-------- DATASET CONTENT --------
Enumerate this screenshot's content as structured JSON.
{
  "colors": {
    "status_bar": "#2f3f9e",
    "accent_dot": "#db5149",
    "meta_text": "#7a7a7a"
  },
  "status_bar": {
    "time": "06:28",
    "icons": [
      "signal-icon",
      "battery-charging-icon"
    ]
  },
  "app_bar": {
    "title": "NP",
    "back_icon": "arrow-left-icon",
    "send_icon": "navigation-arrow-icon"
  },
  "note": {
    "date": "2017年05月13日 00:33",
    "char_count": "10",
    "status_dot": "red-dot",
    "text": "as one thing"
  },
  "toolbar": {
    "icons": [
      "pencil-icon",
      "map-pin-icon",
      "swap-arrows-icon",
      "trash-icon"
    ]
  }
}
--------
EXERCISE GOAL: Retype the listing above in full, with no alterations.

OUTPUT:
Enumerate this screenshot's content as structured JSON.
{
  "colors": {
    "status_bar": "#2f3f9e",
    "accent_dot": "#db5149",
    "meta_text": "#7a7a7a"
  },
  "status_bar": {
    "time": "06:28",
    "icons": [
      "signal-icon",
      "battery-charging-icon"
    ]
  },
  "app_bar": {
    "title": "NP",
    "back_icon": "arrow-left-icon",
    "send_icon": "navigation-arrow-icon"
  },
  "note": {
    "date": "2017年05月13日 00:33",
    "char_count": "10",
    "status_dot": "red-dot",
    "text": "as one thing"
  },
  "toolbar": {
    "icons": [
      "pencil-icon",
      "map-pin-icon",
      "swap-arrows-icon",
      "trash-icon"
    ]
  }
}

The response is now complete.